___ SELECTION ___

# Merle



## DonH (Apr 4, 2011)

In my continuing quest to figure out portrait work, I present Mr Haggard;


----------



## chanda95 (Apr 6, 2011)

Nice! I can't imagine he was easy to tackle. He does not have the easiest face in the world but you managed to do it! Every time you post a picture I see more and more and more improvement. Its neat to see.


----------



## DonH (Apr 4, 2011)

My next portrait. Jim.


----------



## chanda95 (Apr 6, 2011)

DonH said:


> My next portrait. Jim.


I really like this one!!!


----------



## PencilMeIn (Sep 2, 2010)

You're doing great Don! You did a good job portraying the light coming from the left side of the page in Merle. There is something about the eye in the second one that bothers me. Can't put my finger on it, but overall you did a good job.


----------



## DonH (Apr 4, 2011)

Thanks Chanda and Pencilme in! I worked hard on the left light source in the Merle portrait. A step forward for me. As to Jim's eye, it is different. His bottom eyelids hang well below the iris and the shadow backing is harsh, but they were that way in the photo. Perhaps some photos are better for portraits than others. Here is my latest, not entirely happy with it. This is Buddy, first without his glasses:


----------



## DonH (Apr 4, 2011)

Now I convinced Buddy to put on a tie and his trademark glasses:


----------



## DonH (Apr 4, 2011)

___ LISTING ___

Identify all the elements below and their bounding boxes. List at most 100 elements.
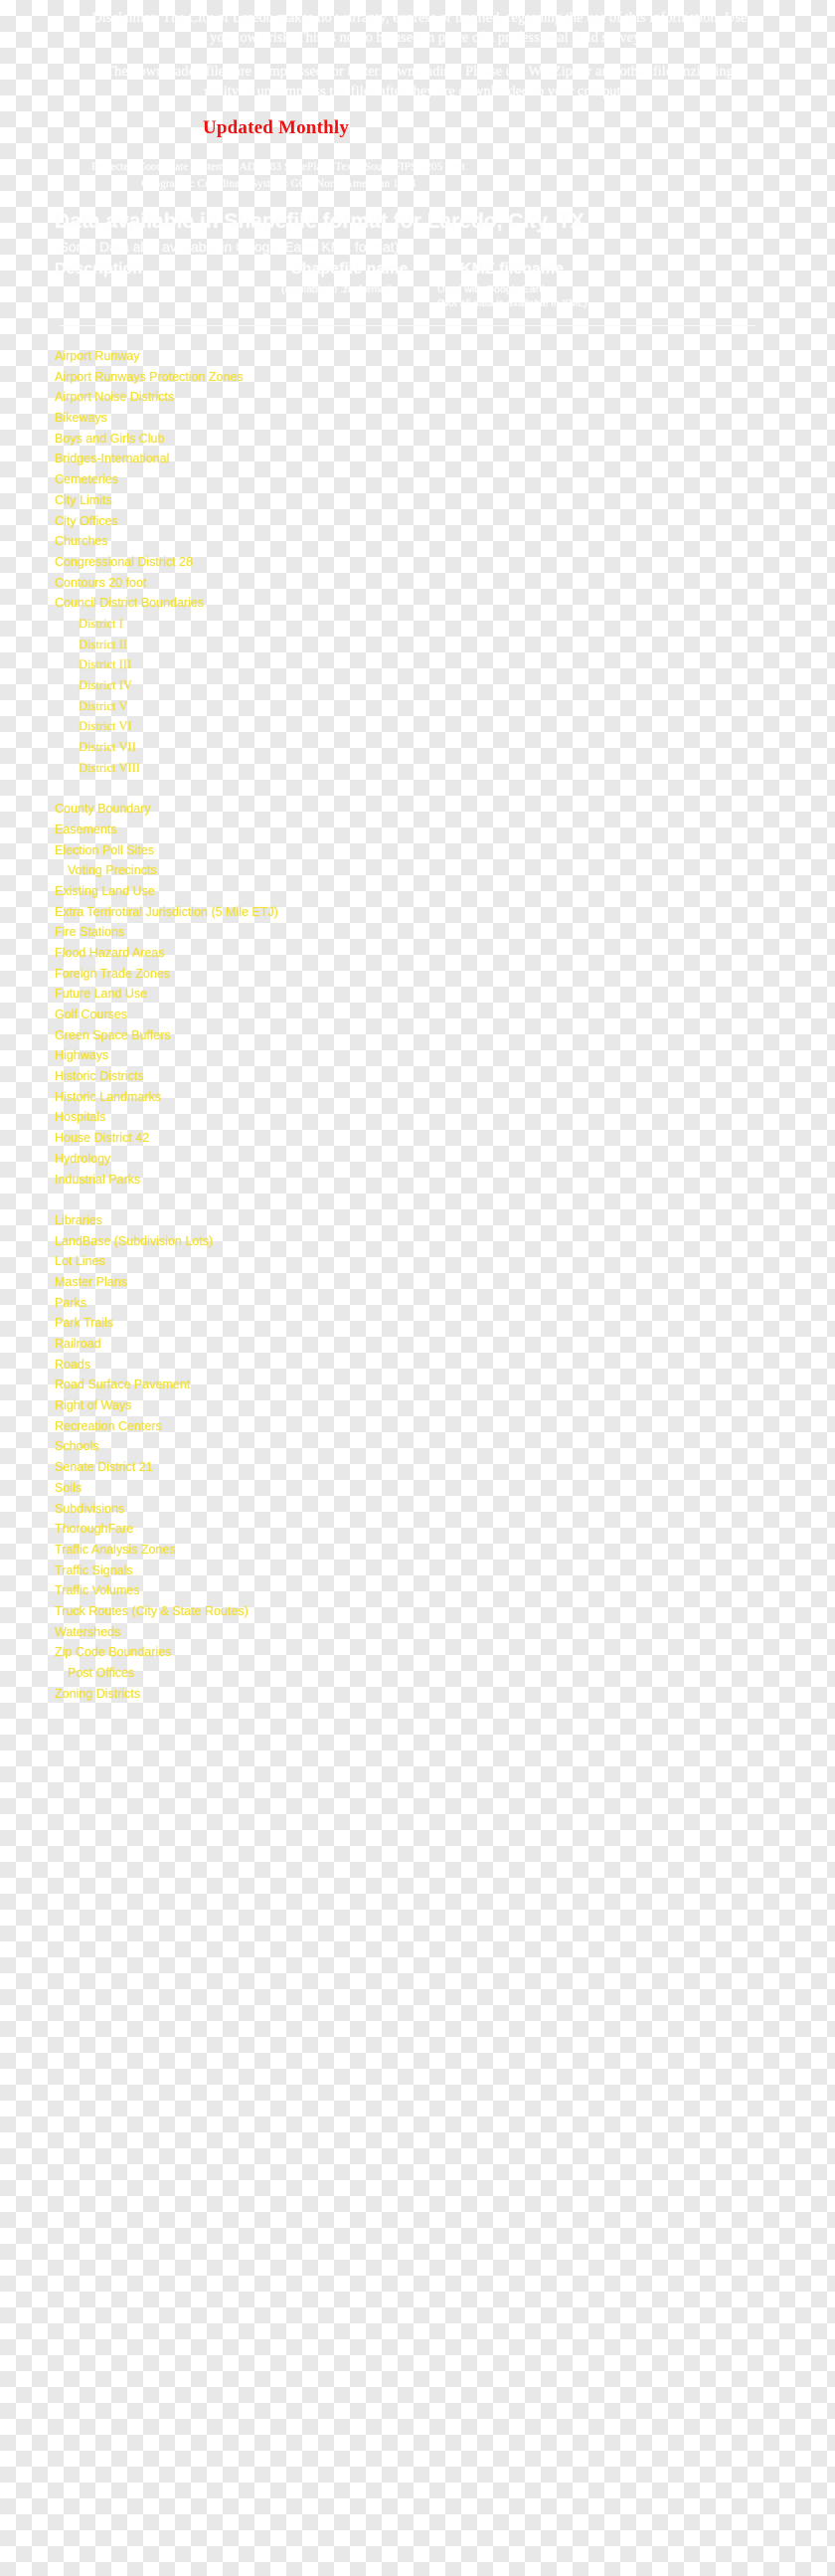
table-header-row: Description Shapefile name (available in… [55, 261, 621, 310]
list-item: Traffic Analysis Zones [0, 1540, 835, 1561]
gis-layer-link[interactable]: Roads [55, 1355, 90, 1376]
list-item: Lot Lines [0, 1251, 835, 1272]
list-item: Fire Stations [0, 922, 835, 943]
gis-layer-link[interactable]: City Limits [55, 490, 112, 511]
gis-layer-link[interactable]: House District 42 [55, 1128, 149, 1149]
list-item: Congressional District 28 [0, 552, 835, 573]
gis-layer-link[interactable]: Council District Boundaries [55, 593, 204, 614]
gis-layer-link[interactable]: Airport Runways Protection Zones [55, 367, 244, 388]
gis-layer-link[interactable]: Traffic Analysis Zones [55, 1540, 176, 1561]
gis-layer-link[interactable]: Flood Hazard Areas [55, 943, 164, 964]
gis-layer-link[interactable]: Soils [55, 1478, 82, 1499]
gis-layer-link[interactable]: Churches [55, 531, 108, 552]
column-note-kmz: Used with Google Earth (Not all data is … [437, 282, 626, 310]
gis-layer-link[interactable]: Election Poll Sites [55, 840, 154, 861]
gis-layer-link[interactable]: Park Trails [55, 1313, 113, 1334]
gis-layer-link[interactable]: County Boundary [55, 799, 151, 820]
gis-layer-link[interactable]: Subdivisions [55, 1499, 124, 1520]
gis-layer-link[interactable]: Parks [55, 1293, 86, 1314]
gis-layer-link[interactable]: Cemeteries [55, 469, 118, 490]
gis-layer-link[interactable]: Historic Landmarks [55, 1087, 161, 1108]
gis-layer-link[interactable]: Green Space Buffers [55, 1025, 171, 1046]
gis-layer-link[interactable]: Zoning Districts [55, 1684, 140, 1705]
list-item: Election Poll Sites [0, 840, 835, 861]
gis-layer-link[interactable]: Existing Land Use [55, 881, 155, 902]
gis-layer-link[interactable]: City Offices [55, 511, 118, 532]
gis-layer-link[interactable]: District II [79, 635, 127, 655]
gis-layer-link[interactable]: Industrial Parks [55, 1170, 140, 1191]
gis-layer-link[interactable]: Railroad [55, 1334, 101, 1355]
list-item: Cemeteries [0, 469, 835, 490]
gis-download-page: Disclaimer: The City of Laredo makes no … [0, 0, 835, 2576]
gis-layer-link[interactable]: District I [79, 614, 123, 635]
column-header-kmz-filename: KMZ filename [460, 261, 565, 277]
list-item: District VII [0, 737, 835, 758]
list-item: Park Trails [0, 1313, 835, 1334]
gis-layer-link[interactable]: Hydrology [55, 1149, 110, 1170]
gis-layer-link[interactable]: Congressional District 28 [55, 552, 193, 573]
gis-layer-link[interactable]: Contours 20 foot [55, 573, 146, 594]
gis-layer-link[interactable]: Libraries [55, 1210, 102, 1231]
gis-layer-link[interactable]: Historic Districts [55, 1066, 144, 1087]
list-item: Zoning Districts [0, 1684, 835, 1705]
availability-subtitle: (Some Data also available in Google Eart… [55, 239, 400, 255]
gis-layer-link[interactable]: Watersheds [55, 1622, 120, 1643]
updated-monthly-heading: Updated Monthly [202, 117, 350, 138]
gis-layer-link[interactable]: District V [79, 696, 127, 717]
list-item: Contours 20 foot [0, 573, 835, 594]
column-note-kmz-line1: Used with Google Earth [437, 283, 548, 295]
gis-layer-link[interactable]: LandBase (Subdivision Lots) [55, 1231, 213, 1252]
gis-layer-link[interactable]: Traffic Volumes [55, 1580, 139, 1601]
column-header-description: Description [55, 261, 143, 277]
gis-layer-link[interactable]: Golf Courses [55, 1005, 127, 1025]
list-item: Bridges-International [0, 449, 835, 469]
gis-layer-link[interactable]: District VI [79, 716, 132, 737]
list-item: Traffic Signals [0, 1561, 835, 1581]
list-item: Zip Code Boundaries [0, 1642, 835, 1663]
gis-layer-link[interactable]: Recreation Centers [55, 1416, 162, 1437]
list-item: Highways [0, 1045, 835, 1066]
gis-layer-link[interactable]: Bridges-International [55, 449, 169, 469]
list-item: Senate District 21 [0, 1457, 835, 1478]
gis-layer-link[interactable]: Traffic Signals [55, 1561, 133, 1581]
list-item: Watersheds [0, 1622, 835, 1643]
gis-layer-link[interactable]: District IV [79, 675, 132, 696]
gis-layer-link[interactable]: Easements [55, 820, 117, 840]
gis-layer-link[interactable]: Voting Precincts [68, 860, 157, 881]
list-item: Existing Land Use [0, 881, 835, 902]
gis-layer-link[interactable]: District III [79, 654, 131, 675]
gis-layer-link[interactable]: District VIII [79, 758, 140, 779]
gis-layer-link[interactable]: Extra Terrirotiral Jurisdiction (5 Mile … [55, 902, 278, 923]
gis-layer-link[interactable]: Fire Stations [55, 922, 124, 943]
gis-layer-link[interactable]: Post Offices [68, 1663, 134, 1684]
list-item: Foreign Trade Zones [0, 964, 835, 985]
header-divider [60, 325, 755, 326]
gis-layer-link[interactable]: ThoroughFare [55, 1519, 133, 1540]
gis-layer-link[interactable]: Boys and Girls Club [55, 429, 164, 450]
gis-layer-link[interactable]: Senate District 21 [55, 1457, 153, 1478]
gis-layer-link[interactable]: Zip Code Boundaries [55, 1642, 171, 1663]
gis-layer-link[interactable]: Bikeways [55, 408, 107, 429]
gis-layer-link[interactable]: Foreign Trade Zones [55, 964, 170, 985]
gis-layer-link[interactable]: Highways [55, 1045, 108, 1066]
list-item: Airport Runway [0, 346, 835, 367]
gis-layer-link[interactable]: District VII [79, 737, 136, 758]
list-item: District I [0, 614, 835, 635]
gis-layer-link-list: Airport Runway Airport Runways Protection… [0, 346, 835, 1704]
compression-note-text: The downloaded files are compressed for … [105, 64, 734, 99]
gis-layer-link[interactable]: Master Plans [55, 1272, 127, 1293]
gis-layer-link[interactable]: Right of Ways [55, 1395, 131, 1416]
gis-layer-link[interactable]: Airport Noise Districts [55, 387, 174, 408]
gis-layer-link[interactable]: Hospitals [55, 1107, 105, 1128]
gis-layer-link[interactable]: Future Land Use [55, 984, 147, 1005]
list-item: Libraries [0, 1210, 835, 1231]
list-item: Airport Runways Protection Zones [0, 367, 835, 388]
gis-layer-link[interactable]: Schools [55, 1436, 98, 1457]
gis-layer-link[interactable]: Road Surface Pavement [55, 1375, 190, 1395]
list-item: LandBase (Subdivision Lots) [0, 1231, 835, 1252]
gis-layer-link[interactable]: Lot Lines [55, 1251, 105, 1272]
list-item: Flood Hazard Areas [0, 943, 835, 964]
gis-layer-link[interactable]: Truck Routes (City & State Routes) [55, 1601, 249, 1622]
gis-layer-link[interactable]: Airport Runway [55, 346, 139, 367]
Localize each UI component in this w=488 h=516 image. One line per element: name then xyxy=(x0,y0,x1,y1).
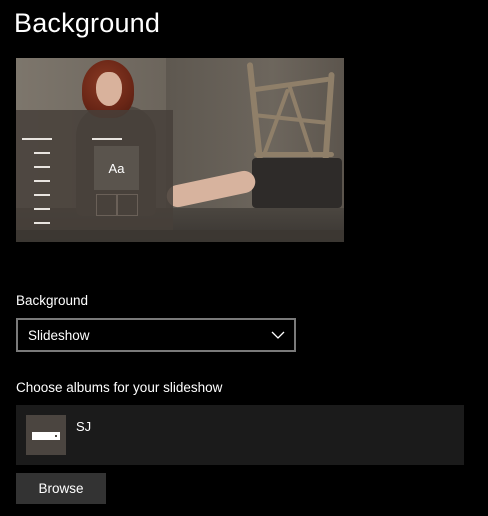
chevron-down-icon xyxy=(266,320,290,350)
page-title: Background xyxy=(14,8,161,38)
background-type-value: Slideshow xyxy=(28,327,90,343)
preview-taskbar xyxy=(16,230,344,242)
background-label: Background xyxy=(16,293,89,308)
album-list: SJ xyxy=(16,405,464,465)
albums-label: Choose albums for your slideshow xyxy=(16,380,223,395)
album-thumbnail-icon xyxy=(26,415,66,455)
background-type-dropdown[interactable]: Slideshow xyxy=(16,318,296,352)
album-item[interactable]: SJ xyxy=(16,405,464,465)
preview-chair-seat xyxy=(252,158,342,208)
album-name: SJ xyxy=(76,419,92,434)
preview-sample-text: Aa xyxy=(94,146,139,190)
browse-button[interactable]: Browse xyxy=(16,473,106,504)
background-settings-page: Background Aa Background Slideshow Choos… xyxy=(0,0,488,516)
preview-window-mock: Aa xyxy=(16,110,173,230)
background-preview: Aa xyxy=(16,58,344,242)
preview-person-face xyxy=(96,72,122,106)
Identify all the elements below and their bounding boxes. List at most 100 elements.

___

TO BE DONE
**a)** From the listing, output the lines running from the one with "table-header-row: Description Shapefile" to the one with "list-item: Lot Lines [0, 1251, 835, 1272]", both included, as a Markdown table with the columns Row and Line. Number each row and leave out blank lines.
**b)** Write what comes next in the forum thread about portrait drawings, starting after its last line.

TASK-BY-TASK ANSWERS
**a)**
| Row | Line |
|---|---|
| 1 | table-header-row: Description Shapefile name (available in… [55, 261, 621, 310] |
| 2 | list-item: Traffic Analysis Zones [0, 1540, 835, 1561] |
| 3 | gis-layer-link[interactable]: Roads [55, 1355, 90, 1376] |
| 4 | list-item: Lot Lines [0, 1251, 835, 1272] |

**b)**
Let's try a comedian. Here's Jerry.


----------



## DonH (Apr 4, 2011)

Waylan.


----------



## DonH (Apr 4, 2011)

Sipiane.


----------



## TLA (Sep 17, 2010)

They all look really good. You seem to have some really good control of the charcoal.


----------



## DonH (Apr 4, 2011)

Thanks TLA! This is Comanche Chief,Quanah Parker.


----------



## DonH (Apr 4, 2011)

Buddies.


----------



## chanda95 (Apr 6, 2011)

Your enthusiasm for your work is awesome and you are motivating me so you better not stop posting your artwork!!! The seinfeld one - yup, you captured that face for sure. No mistaking that one! I like your use of light and dark and I really like the Waylan portrait.


----------



## johnbriner (Apr 7, 2011)

DonH, I can see that you're becoming immersed with your charcoal works and I think that you're doing great. I like the second version of Buddy with his eyeglasses on. It's more detailed than the first one.


----------



## DonH (Apr 4, 2011)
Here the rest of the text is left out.